__AVAILABLE RECORDS__.
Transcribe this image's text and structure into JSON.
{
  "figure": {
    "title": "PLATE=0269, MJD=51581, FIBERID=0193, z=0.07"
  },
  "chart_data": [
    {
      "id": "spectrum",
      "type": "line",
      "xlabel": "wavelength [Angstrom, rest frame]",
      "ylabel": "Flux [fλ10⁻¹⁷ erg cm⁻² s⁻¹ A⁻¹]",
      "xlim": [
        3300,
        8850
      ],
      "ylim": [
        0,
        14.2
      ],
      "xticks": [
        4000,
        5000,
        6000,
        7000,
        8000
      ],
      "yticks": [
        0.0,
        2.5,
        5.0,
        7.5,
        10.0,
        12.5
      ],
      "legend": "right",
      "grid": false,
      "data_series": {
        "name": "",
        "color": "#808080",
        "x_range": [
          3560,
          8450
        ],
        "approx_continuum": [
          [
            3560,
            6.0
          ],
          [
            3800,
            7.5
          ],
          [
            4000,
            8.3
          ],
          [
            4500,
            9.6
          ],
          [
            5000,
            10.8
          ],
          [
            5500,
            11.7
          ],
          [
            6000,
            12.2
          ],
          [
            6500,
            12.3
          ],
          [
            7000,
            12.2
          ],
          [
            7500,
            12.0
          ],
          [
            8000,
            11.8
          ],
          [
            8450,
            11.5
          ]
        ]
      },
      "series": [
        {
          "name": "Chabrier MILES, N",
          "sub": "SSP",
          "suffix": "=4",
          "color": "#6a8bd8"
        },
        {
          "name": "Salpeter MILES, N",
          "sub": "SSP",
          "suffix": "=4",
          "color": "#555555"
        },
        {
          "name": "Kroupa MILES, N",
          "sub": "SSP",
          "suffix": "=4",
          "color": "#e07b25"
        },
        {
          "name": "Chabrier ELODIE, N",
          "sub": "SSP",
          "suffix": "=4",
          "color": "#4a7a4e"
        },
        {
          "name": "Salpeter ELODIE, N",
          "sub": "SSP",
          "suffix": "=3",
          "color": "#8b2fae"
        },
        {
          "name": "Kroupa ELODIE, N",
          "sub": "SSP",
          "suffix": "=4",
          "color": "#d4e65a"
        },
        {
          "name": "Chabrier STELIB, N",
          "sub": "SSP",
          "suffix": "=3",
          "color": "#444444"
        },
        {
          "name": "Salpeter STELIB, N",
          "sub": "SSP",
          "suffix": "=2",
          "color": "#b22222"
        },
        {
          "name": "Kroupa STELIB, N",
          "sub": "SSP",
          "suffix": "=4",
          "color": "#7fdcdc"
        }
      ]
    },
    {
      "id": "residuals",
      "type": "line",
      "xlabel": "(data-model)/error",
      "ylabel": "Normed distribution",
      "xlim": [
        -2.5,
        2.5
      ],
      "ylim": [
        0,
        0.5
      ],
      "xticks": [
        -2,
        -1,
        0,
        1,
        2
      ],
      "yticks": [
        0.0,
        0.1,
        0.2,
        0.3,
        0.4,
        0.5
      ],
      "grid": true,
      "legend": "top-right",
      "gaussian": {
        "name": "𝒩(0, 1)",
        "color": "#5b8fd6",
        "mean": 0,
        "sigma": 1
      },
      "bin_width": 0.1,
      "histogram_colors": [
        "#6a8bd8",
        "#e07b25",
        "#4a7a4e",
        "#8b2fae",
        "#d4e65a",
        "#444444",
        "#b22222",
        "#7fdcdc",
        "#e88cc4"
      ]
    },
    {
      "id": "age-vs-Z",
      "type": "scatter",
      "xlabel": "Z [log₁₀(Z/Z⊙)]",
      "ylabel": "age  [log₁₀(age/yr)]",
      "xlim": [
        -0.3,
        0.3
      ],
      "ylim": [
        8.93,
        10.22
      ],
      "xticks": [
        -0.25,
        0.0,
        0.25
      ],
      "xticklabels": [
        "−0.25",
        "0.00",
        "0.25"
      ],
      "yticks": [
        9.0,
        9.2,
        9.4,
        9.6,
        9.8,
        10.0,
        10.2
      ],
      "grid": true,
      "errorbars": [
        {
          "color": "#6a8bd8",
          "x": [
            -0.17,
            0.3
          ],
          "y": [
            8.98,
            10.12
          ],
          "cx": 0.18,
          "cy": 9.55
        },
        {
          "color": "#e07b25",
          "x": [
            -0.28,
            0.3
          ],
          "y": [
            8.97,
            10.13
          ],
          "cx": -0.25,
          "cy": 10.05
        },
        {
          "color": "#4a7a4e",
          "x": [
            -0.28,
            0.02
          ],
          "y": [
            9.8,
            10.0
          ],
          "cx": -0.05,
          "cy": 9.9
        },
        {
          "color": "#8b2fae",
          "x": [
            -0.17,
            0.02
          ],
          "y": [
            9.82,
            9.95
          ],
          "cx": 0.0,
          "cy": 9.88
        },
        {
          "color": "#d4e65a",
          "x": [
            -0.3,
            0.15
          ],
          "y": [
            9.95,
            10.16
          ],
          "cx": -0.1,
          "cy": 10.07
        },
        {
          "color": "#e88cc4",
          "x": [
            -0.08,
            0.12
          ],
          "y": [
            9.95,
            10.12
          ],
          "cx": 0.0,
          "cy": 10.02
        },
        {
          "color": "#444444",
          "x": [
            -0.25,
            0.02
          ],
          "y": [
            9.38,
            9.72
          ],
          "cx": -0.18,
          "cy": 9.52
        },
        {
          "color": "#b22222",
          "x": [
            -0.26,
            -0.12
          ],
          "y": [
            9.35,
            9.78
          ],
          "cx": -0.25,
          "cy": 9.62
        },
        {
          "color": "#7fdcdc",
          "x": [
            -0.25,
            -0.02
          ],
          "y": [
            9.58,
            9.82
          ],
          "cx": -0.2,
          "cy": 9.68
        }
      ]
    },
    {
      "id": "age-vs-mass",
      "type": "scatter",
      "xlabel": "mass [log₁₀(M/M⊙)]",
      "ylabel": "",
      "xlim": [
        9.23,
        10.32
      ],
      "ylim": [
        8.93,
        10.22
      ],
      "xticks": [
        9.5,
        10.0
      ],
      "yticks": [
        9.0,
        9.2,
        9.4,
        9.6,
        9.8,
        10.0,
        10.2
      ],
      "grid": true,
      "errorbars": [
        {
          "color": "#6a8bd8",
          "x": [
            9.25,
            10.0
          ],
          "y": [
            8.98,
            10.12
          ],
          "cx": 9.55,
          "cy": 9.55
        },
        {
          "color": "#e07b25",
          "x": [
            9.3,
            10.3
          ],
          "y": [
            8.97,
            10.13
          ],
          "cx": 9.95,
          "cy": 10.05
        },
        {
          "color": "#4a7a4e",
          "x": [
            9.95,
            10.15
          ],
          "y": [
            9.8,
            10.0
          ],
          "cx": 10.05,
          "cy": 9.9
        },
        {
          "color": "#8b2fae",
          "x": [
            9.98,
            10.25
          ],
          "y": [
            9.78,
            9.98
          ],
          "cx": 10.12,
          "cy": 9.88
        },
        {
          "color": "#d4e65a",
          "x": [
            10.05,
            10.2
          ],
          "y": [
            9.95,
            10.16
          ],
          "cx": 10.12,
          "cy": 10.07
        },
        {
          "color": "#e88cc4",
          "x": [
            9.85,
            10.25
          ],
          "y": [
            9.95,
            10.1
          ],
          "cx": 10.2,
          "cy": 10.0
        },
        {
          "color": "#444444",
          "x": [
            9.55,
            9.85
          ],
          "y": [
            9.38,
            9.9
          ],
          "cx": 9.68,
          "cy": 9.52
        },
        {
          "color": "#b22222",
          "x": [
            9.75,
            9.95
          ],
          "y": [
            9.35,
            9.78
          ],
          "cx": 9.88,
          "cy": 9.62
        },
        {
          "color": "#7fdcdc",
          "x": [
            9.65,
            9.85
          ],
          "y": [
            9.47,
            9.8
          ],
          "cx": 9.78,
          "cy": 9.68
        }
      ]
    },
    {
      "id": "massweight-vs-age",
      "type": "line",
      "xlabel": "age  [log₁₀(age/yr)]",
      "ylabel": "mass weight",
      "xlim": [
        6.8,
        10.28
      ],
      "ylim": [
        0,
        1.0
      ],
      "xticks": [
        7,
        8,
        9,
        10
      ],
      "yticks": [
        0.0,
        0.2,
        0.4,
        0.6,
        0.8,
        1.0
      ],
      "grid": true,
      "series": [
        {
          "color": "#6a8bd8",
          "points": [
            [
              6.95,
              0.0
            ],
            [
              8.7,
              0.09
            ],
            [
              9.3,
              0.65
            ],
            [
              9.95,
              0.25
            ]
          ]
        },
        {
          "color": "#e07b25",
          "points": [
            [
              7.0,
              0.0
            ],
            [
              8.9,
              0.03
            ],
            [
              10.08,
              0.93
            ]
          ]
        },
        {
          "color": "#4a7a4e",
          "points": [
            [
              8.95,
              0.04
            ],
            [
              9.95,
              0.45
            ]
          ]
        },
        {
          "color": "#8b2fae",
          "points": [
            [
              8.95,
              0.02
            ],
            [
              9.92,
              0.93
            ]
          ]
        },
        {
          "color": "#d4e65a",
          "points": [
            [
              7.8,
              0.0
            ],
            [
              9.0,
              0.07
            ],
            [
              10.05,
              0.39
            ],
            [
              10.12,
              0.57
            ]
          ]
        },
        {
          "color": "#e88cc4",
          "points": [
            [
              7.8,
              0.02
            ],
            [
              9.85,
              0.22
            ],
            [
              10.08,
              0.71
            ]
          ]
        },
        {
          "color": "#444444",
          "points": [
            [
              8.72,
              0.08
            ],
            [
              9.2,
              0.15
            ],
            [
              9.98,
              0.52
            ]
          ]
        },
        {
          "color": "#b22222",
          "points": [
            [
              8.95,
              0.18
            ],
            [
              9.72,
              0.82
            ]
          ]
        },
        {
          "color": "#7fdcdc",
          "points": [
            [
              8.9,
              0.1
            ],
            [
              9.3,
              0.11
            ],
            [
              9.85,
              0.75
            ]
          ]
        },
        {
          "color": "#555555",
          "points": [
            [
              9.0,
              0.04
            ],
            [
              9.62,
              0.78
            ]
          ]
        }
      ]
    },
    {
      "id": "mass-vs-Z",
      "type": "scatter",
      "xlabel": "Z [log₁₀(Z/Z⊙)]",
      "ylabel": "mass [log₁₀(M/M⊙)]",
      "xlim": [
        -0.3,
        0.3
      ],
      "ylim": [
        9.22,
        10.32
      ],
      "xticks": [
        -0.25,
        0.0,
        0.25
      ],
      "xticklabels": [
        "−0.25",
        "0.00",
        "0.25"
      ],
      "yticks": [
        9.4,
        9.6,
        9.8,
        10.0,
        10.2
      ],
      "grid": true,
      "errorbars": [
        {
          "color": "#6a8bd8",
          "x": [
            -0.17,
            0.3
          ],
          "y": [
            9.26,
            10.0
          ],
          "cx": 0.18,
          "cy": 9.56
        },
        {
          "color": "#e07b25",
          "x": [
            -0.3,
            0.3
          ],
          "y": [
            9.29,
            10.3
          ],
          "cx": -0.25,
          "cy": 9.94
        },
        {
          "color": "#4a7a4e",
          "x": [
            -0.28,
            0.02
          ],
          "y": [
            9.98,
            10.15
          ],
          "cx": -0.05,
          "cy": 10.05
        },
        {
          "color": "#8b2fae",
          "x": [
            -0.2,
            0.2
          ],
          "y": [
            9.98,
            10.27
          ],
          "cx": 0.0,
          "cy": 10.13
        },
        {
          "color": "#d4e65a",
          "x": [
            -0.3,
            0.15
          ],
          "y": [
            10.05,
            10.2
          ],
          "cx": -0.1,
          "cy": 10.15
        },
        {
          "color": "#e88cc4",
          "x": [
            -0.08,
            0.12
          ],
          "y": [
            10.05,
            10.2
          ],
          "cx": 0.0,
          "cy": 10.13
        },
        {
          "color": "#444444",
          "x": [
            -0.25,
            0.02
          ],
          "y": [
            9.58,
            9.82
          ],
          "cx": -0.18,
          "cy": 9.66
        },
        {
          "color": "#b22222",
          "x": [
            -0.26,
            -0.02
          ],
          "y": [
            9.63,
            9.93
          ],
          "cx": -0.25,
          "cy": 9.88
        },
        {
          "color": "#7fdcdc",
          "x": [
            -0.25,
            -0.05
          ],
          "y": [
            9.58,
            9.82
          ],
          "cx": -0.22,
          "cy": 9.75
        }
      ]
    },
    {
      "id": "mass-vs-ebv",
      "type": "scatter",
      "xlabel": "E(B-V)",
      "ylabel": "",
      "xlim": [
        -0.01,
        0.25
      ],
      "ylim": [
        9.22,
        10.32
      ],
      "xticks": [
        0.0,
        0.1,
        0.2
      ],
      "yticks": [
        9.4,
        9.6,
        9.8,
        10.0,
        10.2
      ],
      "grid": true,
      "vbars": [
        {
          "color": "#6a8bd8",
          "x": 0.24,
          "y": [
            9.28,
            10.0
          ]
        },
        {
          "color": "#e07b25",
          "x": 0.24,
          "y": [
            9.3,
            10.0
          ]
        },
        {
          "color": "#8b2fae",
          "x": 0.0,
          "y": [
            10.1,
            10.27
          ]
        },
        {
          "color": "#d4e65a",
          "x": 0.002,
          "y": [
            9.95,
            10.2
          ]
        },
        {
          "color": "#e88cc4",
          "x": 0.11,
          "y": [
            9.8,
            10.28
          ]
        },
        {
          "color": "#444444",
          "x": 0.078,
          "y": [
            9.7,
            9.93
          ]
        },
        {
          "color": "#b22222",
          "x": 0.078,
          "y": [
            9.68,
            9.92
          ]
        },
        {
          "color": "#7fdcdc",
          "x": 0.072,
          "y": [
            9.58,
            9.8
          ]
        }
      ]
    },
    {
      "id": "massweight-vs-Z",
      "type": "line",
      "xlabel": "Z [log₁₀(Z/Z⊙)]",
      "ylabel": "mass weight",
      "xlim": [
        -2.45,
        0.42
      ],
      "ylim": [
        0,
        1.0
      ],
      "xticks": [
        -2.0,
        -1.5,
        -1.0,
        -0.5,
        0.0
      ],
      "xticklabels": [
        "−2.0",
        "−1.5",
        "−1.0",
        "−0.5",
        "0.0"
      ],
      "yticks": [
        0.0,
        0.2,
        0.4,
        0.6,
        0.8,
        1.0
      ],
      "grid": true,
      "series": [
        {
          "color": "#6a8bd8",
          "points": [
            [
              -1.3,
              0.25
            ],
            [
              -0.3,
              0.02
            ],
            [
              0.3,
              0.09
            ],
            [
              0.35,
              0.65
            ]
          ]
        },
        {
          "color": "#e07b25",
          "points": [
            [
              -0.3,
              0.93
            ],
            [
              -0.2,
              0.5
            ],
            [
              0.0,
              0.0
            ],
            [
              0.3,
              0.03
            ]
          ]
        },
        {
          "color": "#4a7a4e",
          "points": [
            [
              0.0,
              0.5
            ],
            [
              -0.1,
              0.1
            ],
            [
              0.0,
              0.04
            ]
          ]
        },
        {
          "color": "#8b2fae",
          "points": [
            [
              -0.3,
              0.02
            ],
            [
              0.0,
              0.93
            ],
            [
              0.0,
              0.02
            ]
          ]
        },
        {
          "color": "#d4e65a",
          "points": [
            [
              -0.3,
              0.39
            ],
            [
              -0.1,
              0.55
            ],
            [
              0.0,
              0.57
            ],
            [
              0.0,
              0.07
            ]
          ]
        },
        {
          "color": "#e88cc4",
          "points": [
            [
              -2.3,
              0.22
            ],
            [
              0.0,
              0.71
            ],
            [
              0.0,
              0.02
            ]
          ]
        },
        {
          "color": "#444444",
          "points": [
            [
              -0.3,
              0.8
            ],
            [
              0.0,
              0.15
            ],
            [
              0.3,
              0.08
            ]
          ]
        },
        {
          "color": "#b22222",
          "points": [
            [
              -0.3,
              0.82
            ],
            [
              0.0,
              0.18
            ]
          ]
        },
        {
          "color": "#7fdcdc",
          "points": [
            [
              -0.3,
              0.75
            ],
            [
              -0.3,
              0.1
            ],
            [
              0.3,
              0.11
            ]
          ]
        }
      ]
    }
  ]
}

__OBJECTIVE__.
Only lines with the word "Salpeter" are wanted, so copy each one from the records.

__TASK SOLUTION__.
          "name": "Salpeter MILES, N",
          "name": "Salpeter ELODIE, N",
          "name": "Salpeter STELIB, N",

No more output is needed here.